#### Written instruction
Format everything from the line containing "city-patch-12 bbox=[521, 315, 536, 333]" down to the line containing "city-patch-5 bbox=[457, 374, 479, 393]", both included, as a Markdown table with the columns Row and Line. Put a running number under Row and each line under Line, leaving out blank lines.

#### Records for the exercise
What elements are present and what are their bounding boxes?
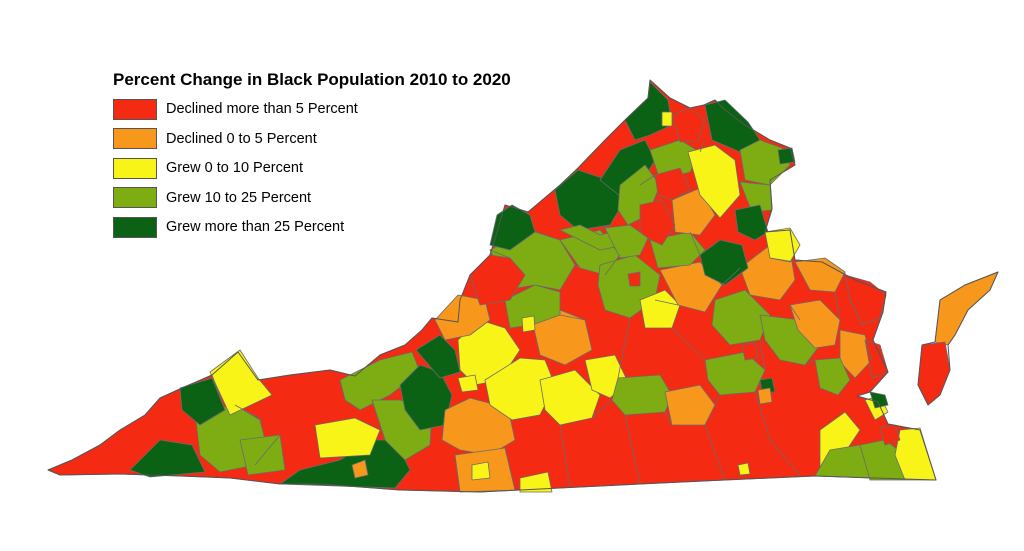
city-patch-12 bbox=[521, 315, 536, 333]
legend-label: Declined 0 to 5 Percent bbox=[166, 130, 317, 147]
legend-swatch bbox=[113, 187, 157, 208]
region-sw-yellow-2 bbox=[314, 417, 381, 459]
region-sw-darkgreen-2 bbox=[129, 439, 206, 478]
region-sw-darkgreen-3 bbox=[279, 439, 411, 489]
city-patch-2 bbox=[519, 471, 553, 493]
city-patch-3 bbox=[471, 461, 491, 481]
region-e-orange-2 bbox=[789, 299, 841, 349]
legend-item-grew-0-to-10: Grew 0 to 10 Percent bbox=[113, 157, 593, 179]
city-patch-8 bbox=[741, 341, 759, 361]
state-outline bbox=[47, 79, 937, 493]
region-n-red-3 bbox=[639, 199, 676, 246]
city-patch-9 bbox=[759, 377, 776, 393]
legend-swatch bbox=[113, 157, 157, 179]
legend-swatch bbox=[113, 98, 157, 120]
county-boundaries bbox=[199, 139, 873, 493]
city-patch-7 bbox=[627, 271, 641, 287]
city-patch-6 bbox=[737, 462, 751, 476]
legend-label: Grew 0 to 10 Percent bbox=[166, 160, 304, 176]
legend-title: Percent Change in Black Population 2010 … bbox=[113, 70, 511, 89]
legend-label: Grew 10 to 25 Percent bbox=[166, 189, 312, 206]
legend-label: Declined more than 5 Percent bbox=[166, 101, 358, 117]
region-sw-orange bbox=[441, 397, 516, 456]
region-sw-green-2 bbox=[239, 434, 286, 476]
region-e-darkgreen-1 bbox=[869, 391, 889, 409]
region-e-yellow-3 bbox=[894, 427, 937, 481]
legend-swatch bbox=[113, 128, 157, 149]
city-patch-5 bbox=[457, 374, 479, 393]
region-e-green-1 bbox=[814, 357, 851, 396]
legend-item-grew-10-to-25: Grew 10 to 25 Percent bbox=[113, 187, 593, 209]
county-boundary-line bbox=[199, 264, 816, 493]
legend-swatch bbox=[113, 216, 157, 238]
city-patch-11 bbox=[757, 387, 773, 405]
region-sw-yellow bbox=[209, 349, 273, 416]
region-e-red-3 bbox=[879, 424, 901, 446]
map-legend: Percent Change in Black Population 2010 … bbox=[113, 70, 593, 246]
region-e-orange-3 bbox=[839, 329, 873, 379]
region-e-orange-1 bbox=[794, 257, 846, 293]
legend-label: Grew more than 25 Percent bbox=[166, 219, 345, 235]
region-c-orange-2 bbox=[434, 294, 491, 341]
eastern-shore-outline bbox=[917, 271, 999, 406]
region-n-green-6 bbox=[604, 224, 649, 259]
region-n-red-1 bbox=[671, 107, 706, 143]
region-c-yellow-5 bbox=[639, 289, 681, 329]
legend-item-declined-more-than-5: Declined more than 5 Percent bbox=[113, 98, 593, 120]
region-sw-darkgreen-5 bbox=[415, 334, 461, 379]
city-patch-1 bbox=[661, 111, 673, 127]
legend-item-grew-more-than-25: Grew more than 25 Percent bbox=[113, 216, 593, 238]
region-n-darkgreen-6 bbox=[734, 204, 769, 241]
region-n-red-2 bbox=[654, 167, 691, 201]
region-c-darkgreen-1 bbox=[699, 239, 749, 286]
legend-item-declined-0-to-5: Declined 0 to 5 Percent bbox=[113, 128, 593, 150]
eastern-shore-orange bbox=[934, 271, 999, 346]
region-c-green-5 bbox=[611, 374, 673, 416]
region-n-yellow-1 bbox=[687, 144, 741, 219]
city-patch-4 bbox=[351, 459, 369, 479]
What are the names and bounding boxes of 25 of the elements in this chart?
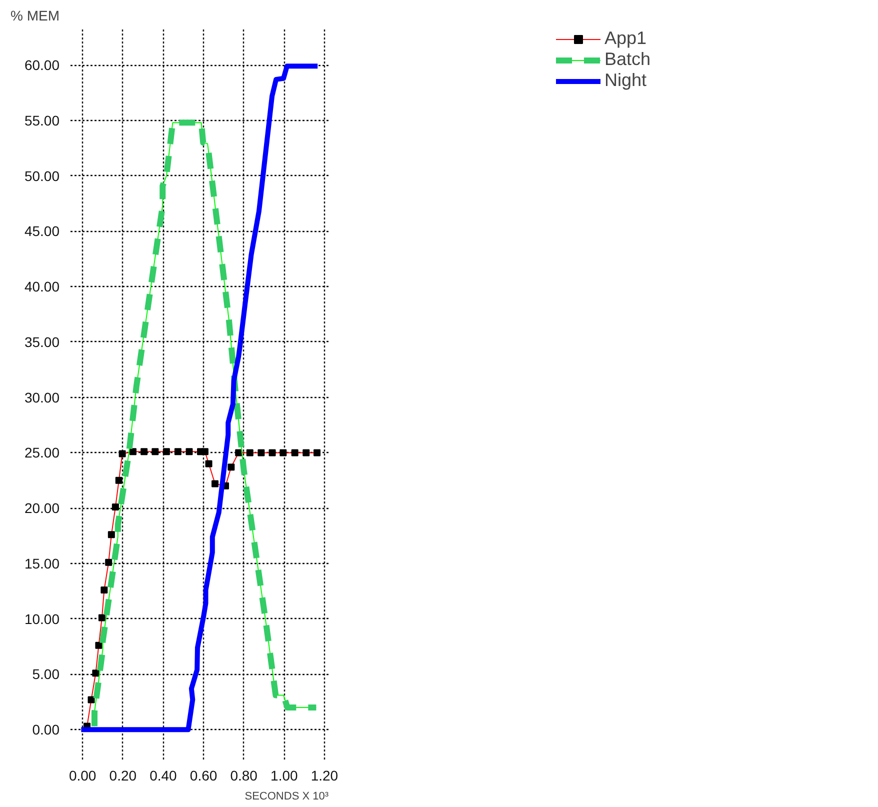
y-tick-label: 15.00 bbox=[24, 555, 60, 572]
y-tick-label: 5.00 bbox=[32, 666, 60, 682]
y-tick-label: 50.00 bbox=[24, 168, 60, 184]
x-tick-label: 0.80 bbox=[230, 768, 258, 784]
y-tick-label: 10.00 bbox=[24, 610, 60, 627]
y-tick-label: 25.00 bbox=[24, 444, 60, 461]
y-axis-title: % MEM bbox=[10, 8, 60, 24]
x-tick-label: 0.20 bbox=[109, 768, 137, 784]
x-tick-label: 1.00 bbox=[270, 768, 298, 784]
x-tick-label: 0.60 bbox=[190, 768, 218, 784]
y-tick-label: 0.00 bbox=[32, 722, 60, 738]
x-tick-label: 0.40 bbox=[150, 768, 178, 784]
legend-label: App1 bbox=[604, 28, 647, 49]
legend-label: Batch bbox=[604, 49, 651, 70]
y-tick-label: 35.00 bbox=[24, 334, 60, 350]
y-tick-label: 40.00 bbox=[24, 278, 60, 295]
x-tick-label: 1.20 bbox=[310, 768, 338, 784]
x-axis-title: SECONDS X 10³ bbox=[244, 790, 329, 802]
legend-label: Night bbox=[604, 70, 647, 91]
y-tick-label: 45.00 bbox=[24, 223, 60, 240]
x-tick-label: 0.00 bbox=[68, 768, 96, 784]
y-tick-label: 55.00 bbox=[24, 112, 60, 128]
y-tick-label: 30.00 bbox=[24, 389, 60, 406]
y-tick-label: 60.00 bbox=[24, 57, 60, 74]
y-tick-label: 20.00 bbox=[24, 500, 60, 516]
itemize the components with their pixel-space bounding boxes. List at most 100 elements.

#### Solved problem
| Row | Line |
|---|---|
| 1 | city-patch-12 bbox=[521, 315, 536, 333] |
| 2 | legend-label: Declined 0 to 5 Percent bbox=[166, 130, 317, 147] |
| 3 | legend-swatch bbox=[113, 187, 157, 208] |
| 4 | region-sw-yellow-2 bbox=[314, 417, 381, 459] |
| 5 | region-sw-darkgreen-2 bbox=[129, 439, 206, 478] |
| 6 | region-sw-darkgreen-3 bbox=[279, 439, 411, 489] |
| 7 | city-patch-2 bbox=[519, 471, 553, 493] |
| 8 | city-patch-3 bbox=[471, 461, 491, 481] |
| 9 | region-e-orange-2 bbox=[789, 299, 841, 349] |
| 10 | legend-item-grew-0-to-10: Grew 0 to 10 Percent bbox=[113, 157, 593, 179] |
| 11 | city-patch-8 bbox=[741, 341, 759, 361] |
| 12 | state-outline bbox=[47, 79, 937, 493] |
| 13 | region-n-red-3 bbox=[639, 199, 676, 246] |
| 14 | city-patch-9 bbox=[759, 377, 776, 393] |
| 15 | legend-swatch bbox=[113, 157, 157, 179] |
| 16 | legend-swatch bbox=[113, 98, 157, 120] |
| 17 | county-boundaries bbox=[199, 139, 873, 493] |
| 18 | city-patch-7 bbox=[627, 271, 641, 287] |
| 19 | city-patch-6 bbox=[737, 462, 751, 476] |
| 20 | legend-label: Grew 0 to 10 Percent bbox=[166, 160, 304, 176] |
| 21 | legend-title: Percent Change in Black Population 2010 … bbox=[113, 70, 511, 89] |
| 22 | legend-label: Grew 10 to 25 Percent bbox=[166, 189, 312, 206] |
| 23 | legend-label: Declined more than 5 Percent bbox=[166, 101, 358, 117] |
| 24 | region-sw-orange bbox=[441, 397, 516, 456] |
| 25 | region-sw-green-2 bbox=[239, 434, 286, 476] |
| 26 | region-e-darkgreen-1 bbox=[869, 391, 889, 409] |
| 27 | region-e-yellow-3 bbox=[894, 427, 937, 481] |
| 28 | legend-swatch bbox=[113, 128, 157, 149] |
| 29 | city-patch-5 bbox=[457, 374, 479, 393] |